>>>>>

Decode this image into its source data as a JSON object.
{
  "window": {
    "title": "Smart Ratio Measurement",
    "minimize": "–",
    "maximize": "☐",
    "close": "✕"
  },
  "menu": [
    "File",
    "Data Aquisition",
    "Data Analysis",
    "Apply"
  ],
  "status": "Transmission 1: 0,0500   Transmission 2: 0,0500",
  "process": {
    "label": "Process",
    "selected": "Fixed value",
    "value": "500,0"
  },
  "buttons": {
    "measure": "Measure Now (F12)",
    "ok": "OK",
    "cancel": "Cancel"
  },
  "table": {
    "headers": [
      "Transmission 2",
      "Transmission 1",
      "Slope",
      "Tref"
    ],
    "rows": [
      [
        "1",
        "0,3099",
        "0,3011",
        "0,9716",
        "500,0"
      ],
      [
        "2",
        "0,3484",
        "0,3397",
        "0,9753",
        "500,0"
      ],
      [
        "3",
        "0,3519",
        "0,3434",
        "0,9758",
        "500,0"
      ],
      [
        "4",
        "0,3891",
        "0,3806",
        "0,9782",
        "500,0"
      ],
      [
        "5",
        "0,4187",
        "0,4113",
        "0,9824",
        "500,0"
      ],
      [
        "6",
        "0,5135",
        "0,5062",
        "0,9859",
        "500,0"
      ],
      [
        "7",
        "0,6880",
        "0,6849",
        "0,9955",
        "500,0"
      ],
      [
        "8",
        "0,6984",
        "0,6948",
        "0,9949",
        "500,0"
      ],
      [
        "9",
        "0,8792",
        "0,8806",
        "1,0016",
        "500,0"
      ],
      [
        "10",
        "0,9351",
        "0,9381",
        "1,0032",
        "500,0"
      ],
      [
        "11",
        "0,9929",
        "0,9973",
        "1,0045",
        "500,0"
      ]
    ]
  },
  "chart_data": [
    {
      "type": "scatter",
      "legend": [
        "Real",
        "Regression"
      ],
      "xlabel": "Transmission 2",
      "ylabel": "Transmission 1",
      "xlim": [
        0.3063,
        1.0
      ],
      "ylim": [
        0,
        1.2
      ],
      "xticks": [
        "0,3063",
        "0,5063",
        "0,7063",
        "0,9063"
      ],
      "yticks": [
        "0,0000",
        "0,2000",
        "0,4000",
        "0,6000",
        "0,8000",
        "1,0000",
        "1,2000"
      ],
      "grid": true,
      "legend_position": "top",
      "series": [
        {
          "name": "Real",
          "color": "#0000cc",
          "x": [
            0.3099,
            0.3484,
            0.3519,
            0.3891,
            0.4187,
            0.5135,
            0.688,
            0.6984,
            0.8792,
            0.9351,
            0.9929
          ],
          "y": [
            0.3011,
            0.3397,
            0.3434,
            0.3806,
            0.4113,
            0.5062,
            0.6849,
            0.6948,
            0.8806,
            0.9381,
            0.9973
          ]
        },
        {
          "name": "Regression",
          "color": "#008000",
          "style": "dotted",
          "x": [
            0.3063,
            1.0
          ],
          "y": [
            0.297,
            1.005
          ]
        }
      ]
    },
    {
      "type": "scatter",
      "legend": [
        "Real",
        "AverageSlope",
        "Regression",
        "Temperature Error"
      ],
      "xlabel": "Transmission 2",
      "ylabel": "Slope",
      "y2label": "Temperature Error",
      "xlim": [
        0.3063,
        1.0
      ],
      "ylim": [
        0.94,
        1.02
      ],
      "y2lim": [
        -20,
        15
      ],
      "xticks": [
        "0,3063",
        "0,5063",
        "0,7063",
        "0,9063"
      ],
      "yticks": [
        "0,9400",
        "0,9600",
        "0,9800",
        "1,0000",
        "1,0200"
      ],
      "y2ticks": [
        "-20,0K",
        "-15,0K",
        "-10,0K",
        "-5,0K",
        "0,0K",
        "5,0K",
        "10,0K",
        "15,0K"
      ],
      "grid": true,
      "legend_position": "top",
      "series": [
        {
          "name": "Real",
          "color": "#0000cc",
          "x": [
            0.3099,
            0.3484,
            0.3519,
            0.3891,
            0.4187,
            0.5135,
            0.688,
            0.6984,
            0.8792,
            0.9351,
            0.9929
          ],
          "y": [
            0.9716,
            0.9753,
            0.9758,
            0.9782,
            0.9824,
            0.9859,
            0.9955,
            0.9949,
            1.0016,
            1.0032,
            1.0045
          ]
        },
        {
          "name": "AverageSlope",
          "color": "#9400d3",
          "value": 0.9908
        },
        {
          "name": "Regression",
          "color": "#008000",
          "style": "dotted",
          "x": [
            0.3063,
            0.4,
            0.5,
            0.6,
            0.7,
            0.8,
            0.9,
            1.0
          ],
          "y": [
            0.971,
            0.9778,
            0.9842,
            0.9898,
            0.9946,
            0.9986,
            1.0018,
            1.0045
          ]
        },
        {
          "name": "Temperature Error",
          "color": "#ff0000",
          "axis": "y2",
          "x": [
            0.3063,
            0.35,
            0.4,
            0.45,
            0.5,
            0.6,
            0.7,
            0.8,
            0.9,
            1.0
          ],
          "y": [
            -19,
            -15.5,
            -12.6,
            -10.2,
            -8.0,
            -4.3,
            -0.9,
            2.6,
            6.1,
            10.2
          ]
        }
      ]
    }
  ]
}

<<<<<

**Directions for this task**
Write every entry out again exactly.

**Answer to this exercise**
Decode this image into its source data as a JSON object.
{
  "window": {
    "title": "Smart Ratio Measurement",
    "minimize": "–",
    "maximize": "☐",
    "close": "✕"
  },
  "menu": [
    "File",
    "Data Aquisition",
    "Data Analysis",
    "Apply"
  ],
  "status": "Transmission 1: 0,0500   Transmission 2: 0,0500",
  "process": {
    "label": "Process",
    "selected": "Fixed value",
    "value": "500,0"
  },
  "buttons": {
    "measure": "Measure Now (F12)",
    "ok": "OK",
    "cancel": "Cancel"
  },
  "table": {
    "headers": [
      "Transmission 2",
      "Transmission 1",
      "Slope",
      "Tref"
    ],
    "rows": [
      [
        "1",
        "0,3099",
        "0,3011",
        "0,9716",
        "500,0"
      ],
      [
        "2",
        "0,3484",
        "0,3397",
        "0,9753",
        "500,0"
      ],
      [
        "3",
        "0,3519",
        "0,3434",
        "0,9758",
        "500,0"
      ],
      [
        "4",
        "0,3891",
        "0,3806",
        "0,9782",
        "500,0"
      ],
      [
        "5",
        "0,4187",
        "0,4113",
        "0,9824",
        "500,0"
      ],
      [
        "6",
        "0,5135",
        "0,5062",
        "0,9859",
        "500,0"
      ],
      [
        "7",
        "0,6880",
        "0,6849",
        "0,9955",
        "500,0"
      ],
      [
        "8",
        "0,6984",
        "0,6948",
        "0,9949",
        "500,0"
      ],
      [
        "9",
        "0,8792",
        "0,8806",
        "1,0016",
        "500,0"
      ],
      [
        "10",
        "0,9351",
        "0,9381",
        "1,0032",
        "500,0"
      ],
      [
        "11",
        "0,9929",
        "0,9973",
        "1,0045",
        "500,0"
      ]
    ]
  },
  "chart_data": [
    {
      "type": "scatter",
      "legend": [
        "Real",
        "Regression"
      ],
      "xlabel": "Transmission 2",
      "ylabel": "Transmission 1",
      "xlim": [
        0.3063,
        1.0
      ],
      "ylim": [
        0,
        1.2
      ],
      "xticks": [
        "0,3063",
        "0,5063",
        "0,7063",
        "0,9063"
      ],
      "yticks": [
        "0,0000",
        "0,2000",
        "0,4000",
        "0,6000",
        "0,8000",
        "1,0000",
        "1,2000"
      ],
      "grid": true,
      "legend_position": "top",
      "series": [
        {
          "name": "Real",
          "color": "#0000cc",
          "x": [
            0.3099,
            0.3484,
            0.3519,
            0.3891,
            0.4187,
            0.5135,
            0.688,
            0.6984,
            0.8792,
            0.9351,
            0.9929
          ],
          "y": [
            0.3011,
            0.3397,
            0.3434,
            0.3806,
            0.4113,
            0.5062,
            0.6849,
            0.6948,
            0.8806,
            0.9381,
            0.9973
          ]
        },
        {
          "name": "Regression",
          "color": "#008000",
          "style": "dotted",
          "x": [
            0.3063,
            1.0
          ],
          "y": [
            0.297,
            1.005
          ]
        }
      ]
    },
    {
      "type": "scatter",
      "legend": [
        "Real",
        "AverageSlope",
        "Regression",
        "Temperature Error"
      ],
      "xlabel": "Transmission 2",
      "ylabel": "Slope",
      "y2label": "Temperature Error",
      "xlim": [
        0.3063,
        1.0
      ],
      "ylim": [
        0.94,
        1.02
      ],
      "y2lim": [
        -20,
        15
      ],
      "xticks": [
        "0,3063",
        "0,5063",
        "0,7063",
        "0,9063"
      ],
      "yticks": [
        "0,9400",
        "0,9600",
        "0,9800",
        "1,0000",
        "1,0200"
      ],
      "y2ticks": [
        "-20,0K",
        "-15,0K",
        "-10,0K",
        "-5,0K",
        "0,0K",
        "5,0K",
        "10,0K",
        "15,0K"
      ],
      "grid": true,
      "legend_position": "top",
      "series": [
        {
          "name": "Real",
          "color": "#0000cc",
          "x": [
            0.3099,
            0.3484,
            0.3519,
            0.3891,
            0.4187,
            0.5135,
            0.688,
            0.6984,
            0.8792,
            0.9351,
            0.9929
          ],
          "y": [
            0.9716,
            0.9753,
            0.9758,
            0.9782,
            0.9824,
            0.9859,
            0.9955,
            0.9949,
            1.0016,
            1.0032,
            1.0045
          ]
        },
        {
          "name": "AverageSlope",
          "color": "#9400d3",
          "value": 0.9908
        },
        {
          "name": "Regression",
          "color": "#008000",
          "style": "dotted",
          "x": [
            0.3063,
            0.4,
            0.5,
            0.6,
            0.7,
            0.8,
            0.9,
            1.0
          ],
          "y": [
            0.971,
            0.9778,
            0.9842,
            0.9898,
            0.9946,
            0.9986,
            1.0018,
            1.0045
          ]
        },
        {
          "name": "Temperature Error",
          "color": "#ff0000",
          "axis": "y2",
          "x": [
            0.3063,
            0.35,
            0.4,
            0.45,
            0.5,
            0.6,
            0.7,
            0.8,
            0.9,
            1.0
          ],
          "y": [
            -19,
            -15.5,
            -12.6,
            -10.2,
            -8.0,
            -4.3,
            -0.9,
            2.6,
            6.1,
            10.2
          ]
        }
      ]
    }
  ]
}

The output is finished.